__PROBLEM REQUIREMENTS__: Select the lines below containing the word "What".
———
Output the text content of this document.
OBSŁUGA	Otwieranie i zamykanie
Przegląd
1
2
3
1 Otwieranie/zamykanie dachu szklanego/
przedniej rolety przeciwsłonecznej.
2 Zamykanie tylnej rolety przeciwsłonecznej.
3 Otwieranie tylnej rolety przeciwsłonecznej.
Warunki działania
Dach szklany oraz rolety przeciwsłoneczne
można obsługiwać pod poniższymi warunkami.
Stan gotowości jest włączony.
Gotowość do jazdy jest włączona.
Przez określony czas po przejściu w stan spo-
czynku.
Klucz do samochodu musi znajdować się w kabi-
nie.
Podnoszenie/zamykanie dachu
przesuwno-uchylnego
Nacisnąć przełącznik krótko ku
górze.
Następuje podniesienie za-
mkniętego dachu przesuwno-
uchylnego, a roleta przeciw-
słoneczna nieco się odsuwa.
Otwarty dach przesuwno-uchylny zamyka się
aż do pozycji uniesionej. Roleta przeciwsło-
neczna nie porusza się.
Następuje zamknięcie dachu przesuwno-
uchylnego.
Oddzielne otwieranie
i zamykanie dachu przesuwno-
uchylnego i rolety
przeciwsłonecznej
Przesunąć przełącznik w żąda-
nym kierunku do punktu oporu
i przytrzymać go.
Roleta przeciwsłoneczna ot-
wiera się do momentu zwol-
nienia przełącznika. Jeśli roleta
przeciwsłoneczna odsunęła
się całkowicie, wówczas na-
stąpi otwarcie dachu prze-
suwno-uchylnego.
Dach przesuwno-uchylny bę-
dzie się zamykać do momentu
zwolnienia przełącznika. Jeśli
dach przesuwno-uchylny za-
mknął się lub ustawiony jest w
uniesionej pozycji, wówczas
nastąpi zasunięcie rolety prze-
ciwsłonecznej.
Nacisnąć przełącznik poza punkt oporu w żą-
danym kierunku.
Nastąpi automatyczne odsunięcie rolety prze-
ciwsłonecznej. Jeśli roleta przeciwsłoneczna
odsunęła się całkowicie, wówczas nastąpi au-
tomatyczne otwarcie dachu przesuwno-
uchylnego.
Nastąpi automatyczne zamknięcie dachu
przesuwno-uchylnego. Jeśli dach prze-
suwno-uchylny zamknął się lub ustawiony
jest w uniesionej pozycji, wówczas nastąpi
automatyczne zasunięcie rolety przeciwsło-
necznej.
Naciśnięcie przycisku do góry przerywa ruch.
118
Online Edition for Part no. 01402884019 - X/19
———
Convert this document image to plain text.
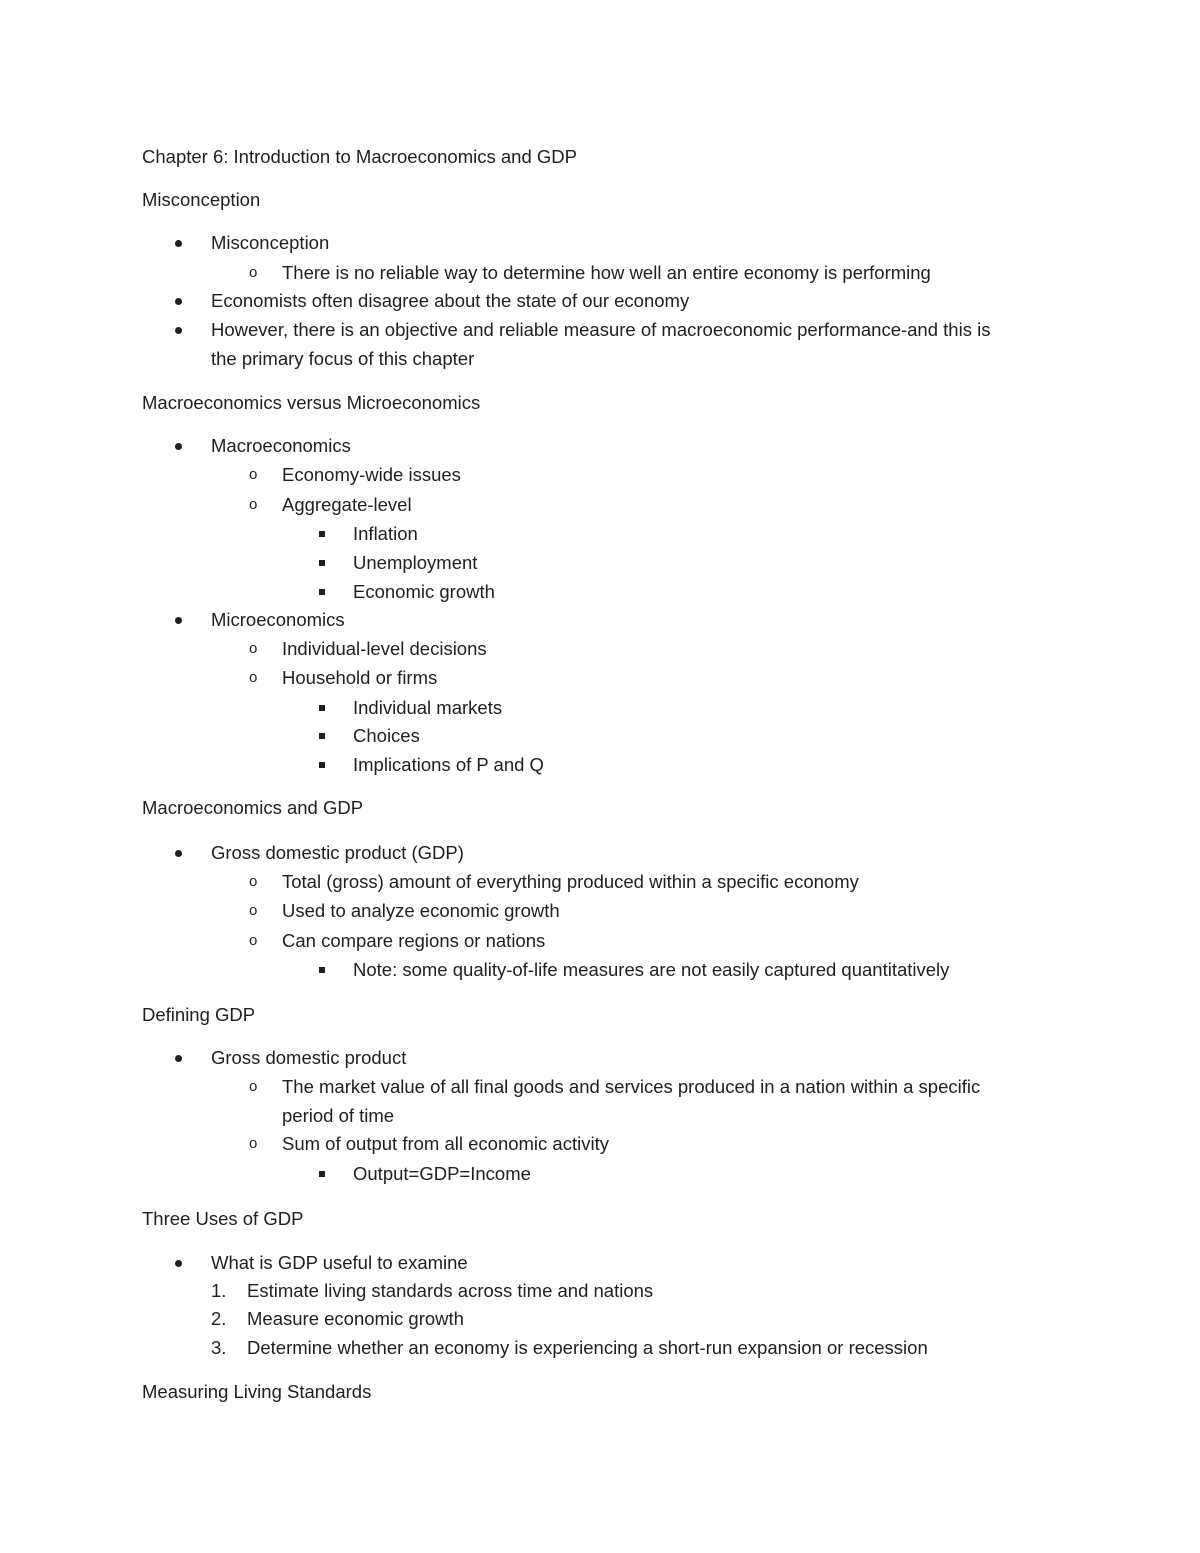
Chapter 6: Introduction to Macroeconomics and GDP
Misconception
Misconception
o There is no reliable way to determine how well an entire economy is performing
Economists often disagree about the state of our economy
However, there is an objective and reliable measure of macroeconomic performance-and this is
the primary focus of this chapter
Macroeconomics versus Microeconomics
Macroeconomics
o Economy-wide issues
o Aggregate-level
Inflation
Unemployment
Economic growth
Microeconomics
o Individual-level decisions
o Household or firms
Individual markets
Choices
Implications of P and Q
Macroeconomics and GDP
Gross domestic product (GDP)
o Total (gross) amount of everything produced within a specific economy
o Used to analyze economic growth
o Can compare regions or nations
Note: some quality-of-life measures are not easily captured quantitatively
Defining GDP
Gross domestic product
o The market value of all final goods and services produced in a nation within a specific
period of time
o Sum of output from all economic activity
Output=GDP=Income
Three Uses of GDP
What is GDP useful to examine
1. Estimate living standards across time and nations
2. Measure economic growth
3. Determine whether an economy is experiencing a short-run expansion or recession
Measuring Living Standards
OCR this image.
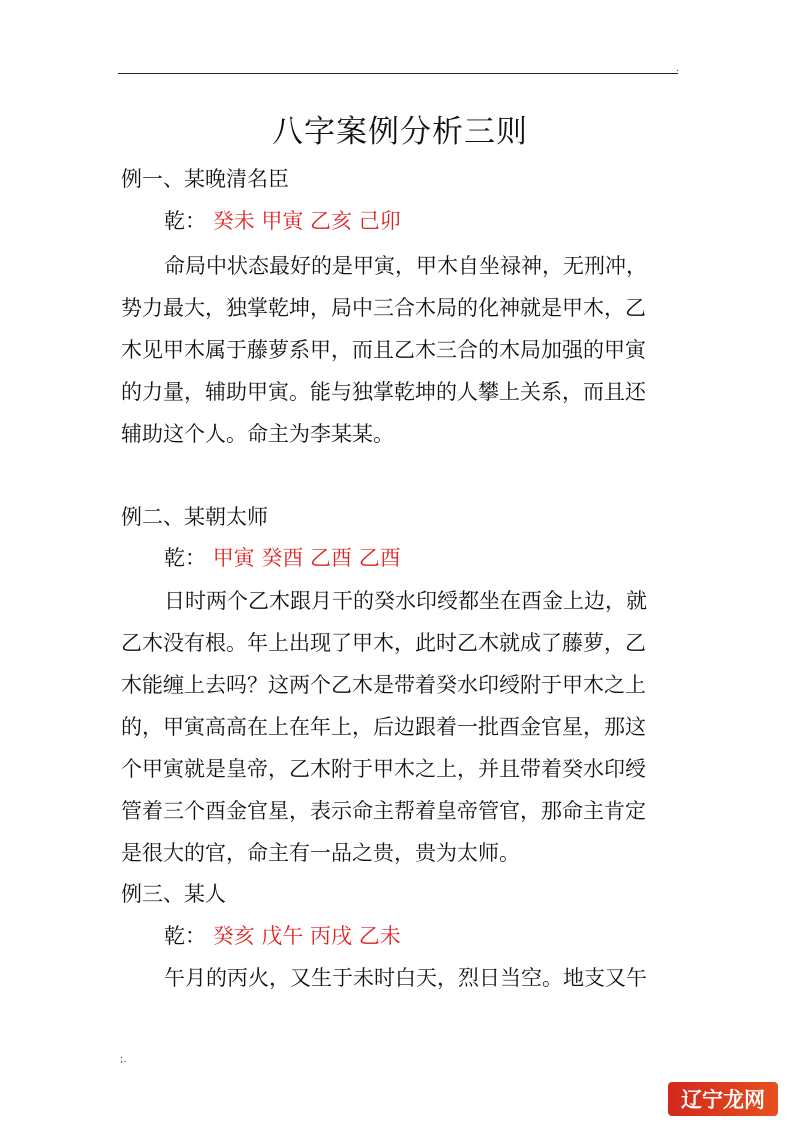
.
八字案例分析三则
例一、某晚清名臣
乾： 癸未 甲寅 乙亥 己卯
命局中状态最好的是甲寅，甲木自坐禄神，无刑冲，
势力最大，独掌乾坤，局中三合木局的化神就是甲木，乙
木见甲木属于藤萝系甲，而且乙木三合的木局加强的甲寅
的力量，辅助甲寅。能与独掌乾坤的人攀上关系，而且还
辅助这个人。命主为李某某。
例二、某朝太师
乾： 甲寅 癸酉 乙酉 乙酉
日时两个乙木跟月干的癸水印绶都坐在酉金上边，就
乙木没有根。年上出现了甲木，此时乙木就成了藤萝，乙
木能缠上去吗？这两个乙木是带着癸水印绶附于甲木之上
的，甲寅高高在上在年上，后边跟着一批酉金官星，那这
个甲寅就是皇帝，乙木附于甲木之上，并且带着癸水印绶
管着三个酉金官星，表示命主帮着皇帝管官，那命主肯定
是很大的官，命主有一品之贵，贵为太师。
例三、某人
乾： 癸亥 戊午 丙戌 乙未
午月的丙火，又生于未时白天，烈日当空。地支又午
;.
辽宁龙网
———
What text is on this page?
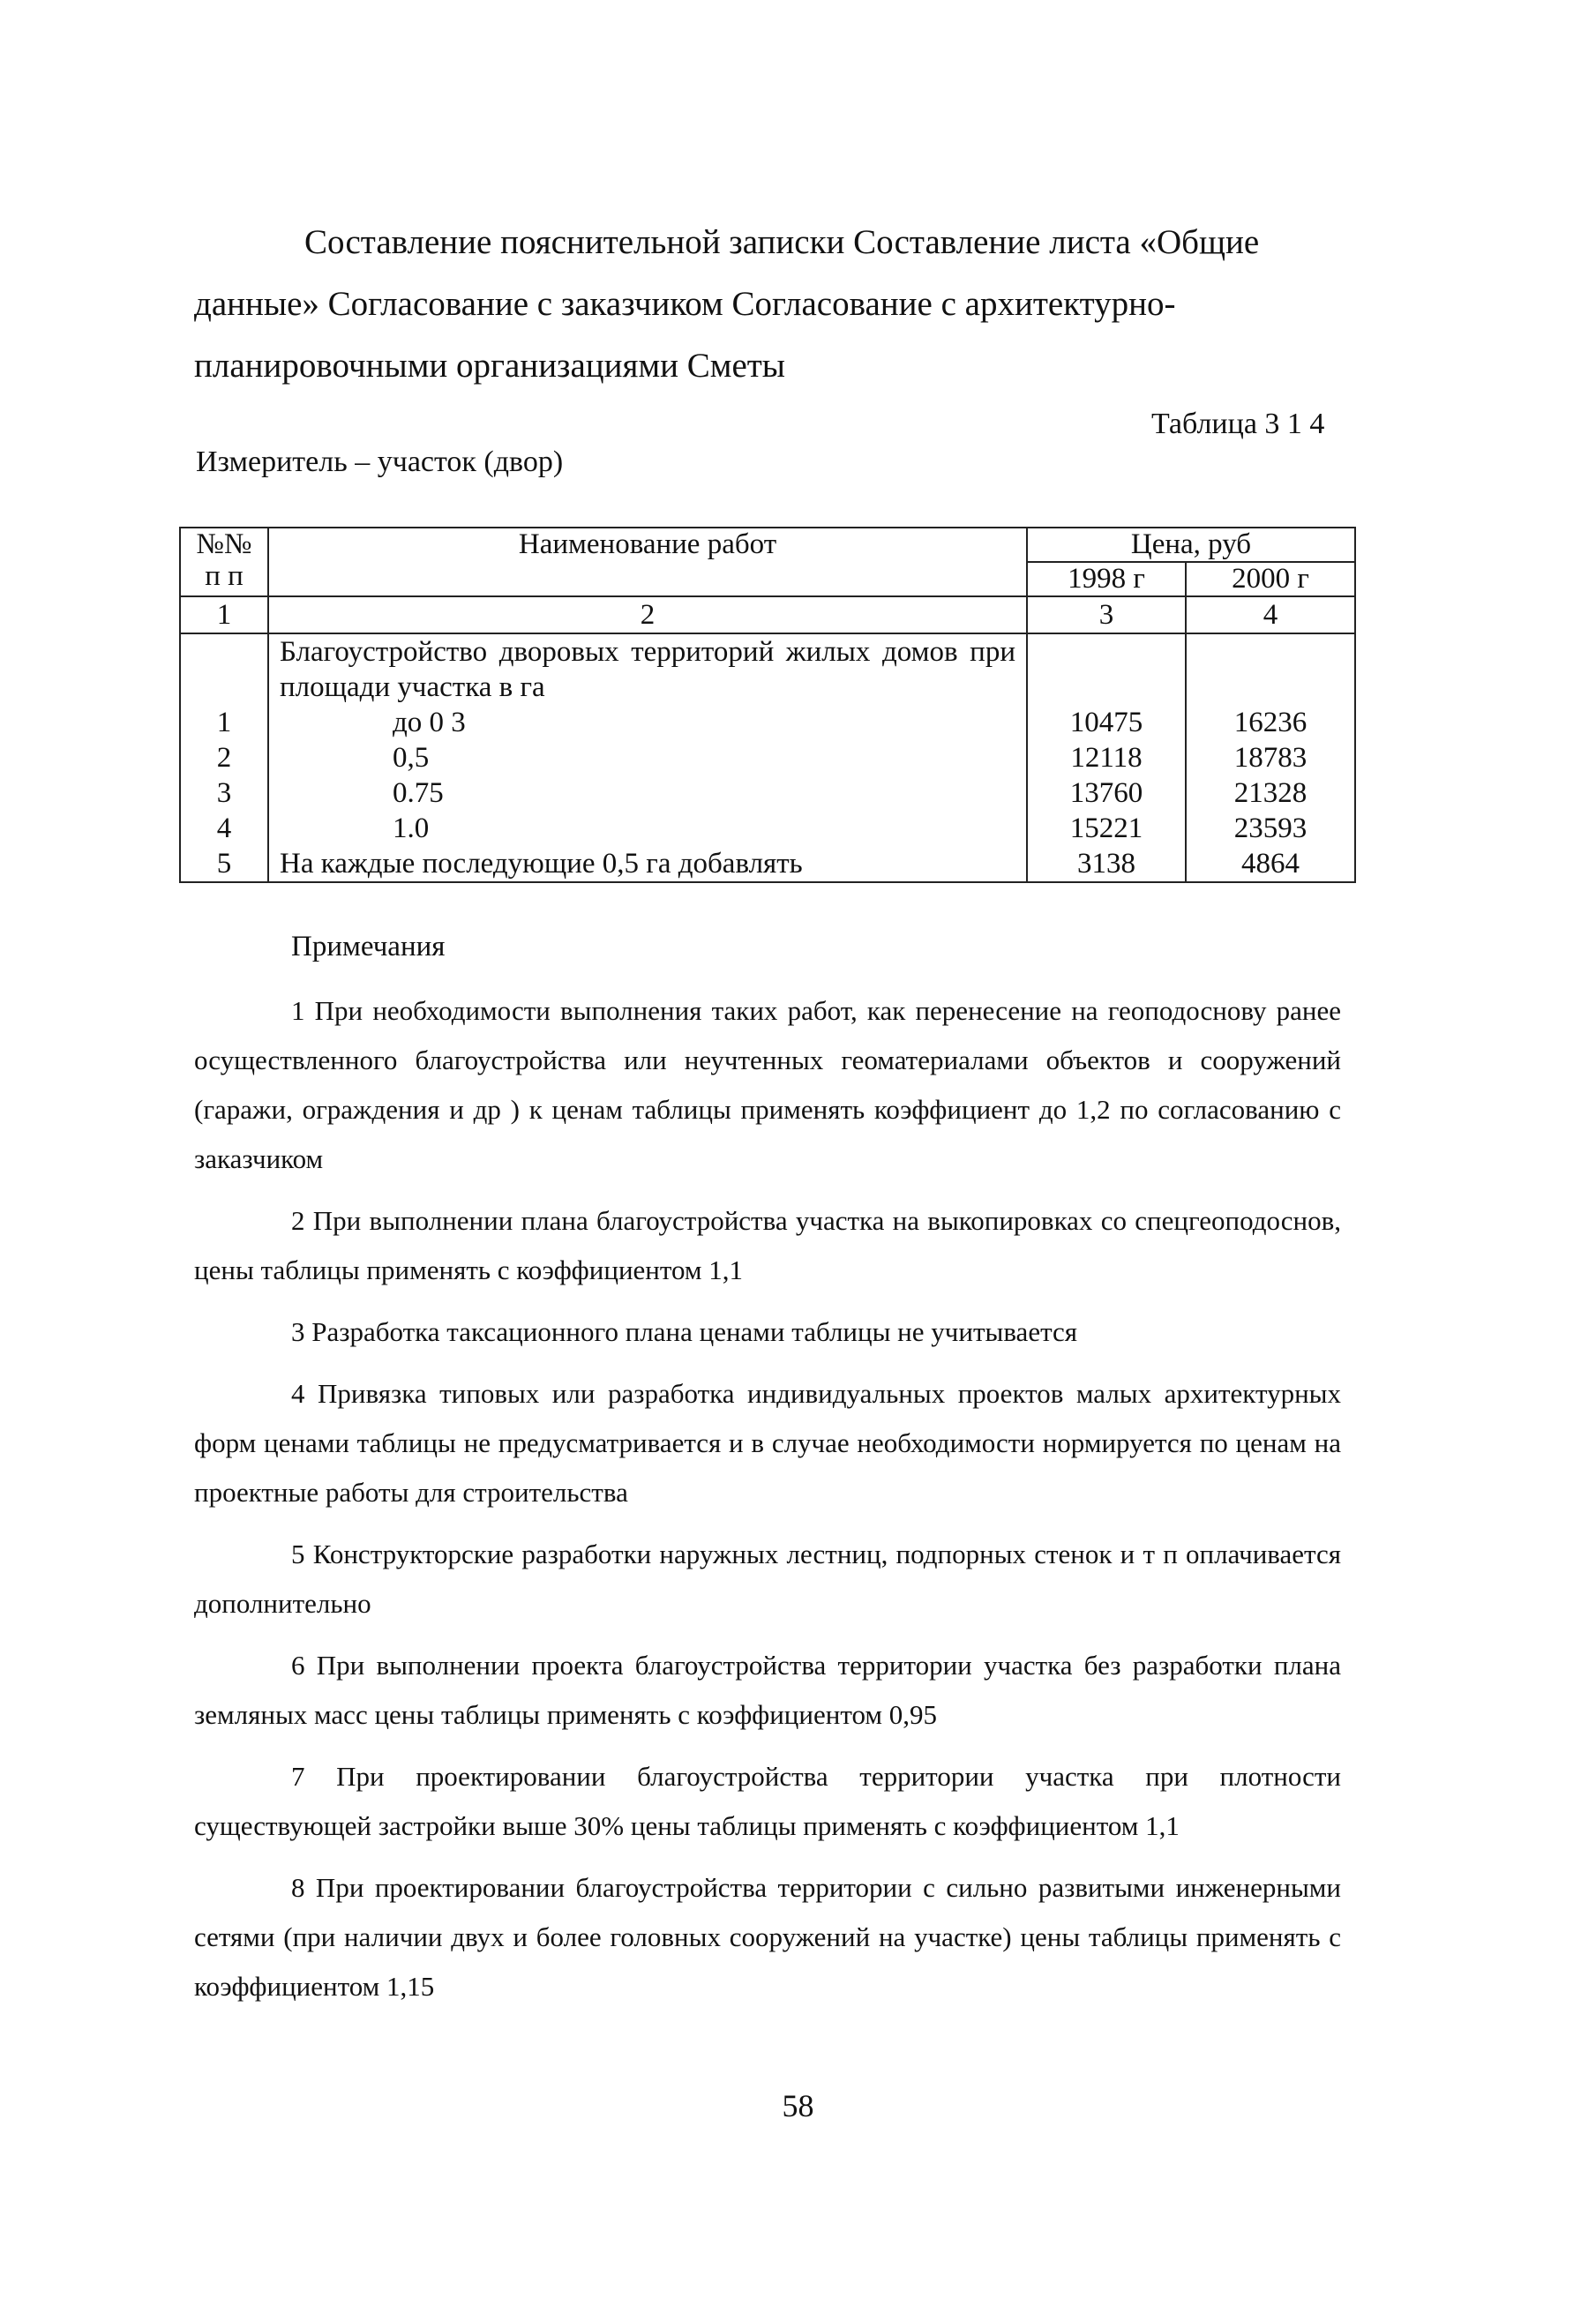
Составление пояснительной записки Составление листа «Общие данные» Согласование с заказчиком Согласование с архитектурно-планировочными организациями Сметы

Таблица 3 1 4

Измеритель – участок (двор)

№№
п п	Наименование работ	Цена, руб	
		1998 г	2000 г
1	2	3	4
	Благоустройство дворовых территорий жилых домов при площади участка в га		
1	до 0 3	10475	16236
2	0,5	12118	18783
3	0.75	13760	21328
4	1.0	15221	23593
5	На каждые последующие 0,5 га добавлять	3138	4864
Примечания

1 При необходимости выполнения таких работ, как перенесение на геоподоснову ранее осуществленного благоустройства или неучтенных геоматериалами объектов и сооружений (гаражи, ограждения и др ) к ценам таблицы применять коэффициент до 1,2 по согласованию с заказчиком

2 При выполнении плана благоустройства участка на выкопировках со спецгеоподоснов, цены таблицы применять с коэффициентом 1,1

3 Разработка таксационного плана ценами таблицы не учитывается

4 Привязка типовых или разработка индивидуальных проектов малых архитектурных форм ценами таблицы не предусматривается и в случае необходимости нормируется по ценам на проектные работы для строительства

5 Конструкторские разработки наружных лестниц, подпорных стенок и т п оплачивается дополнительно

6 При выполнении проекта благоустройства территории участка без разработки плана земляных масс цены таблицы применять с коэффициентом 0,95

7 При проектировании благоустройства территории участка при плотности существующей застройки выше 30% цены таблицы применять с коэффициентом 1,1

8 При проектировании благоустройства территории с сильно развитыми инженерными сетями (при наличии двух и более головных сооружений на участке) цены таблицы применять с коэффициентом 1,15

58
———
__RESULT__:
What is GDP useful to examine
What text is on this page?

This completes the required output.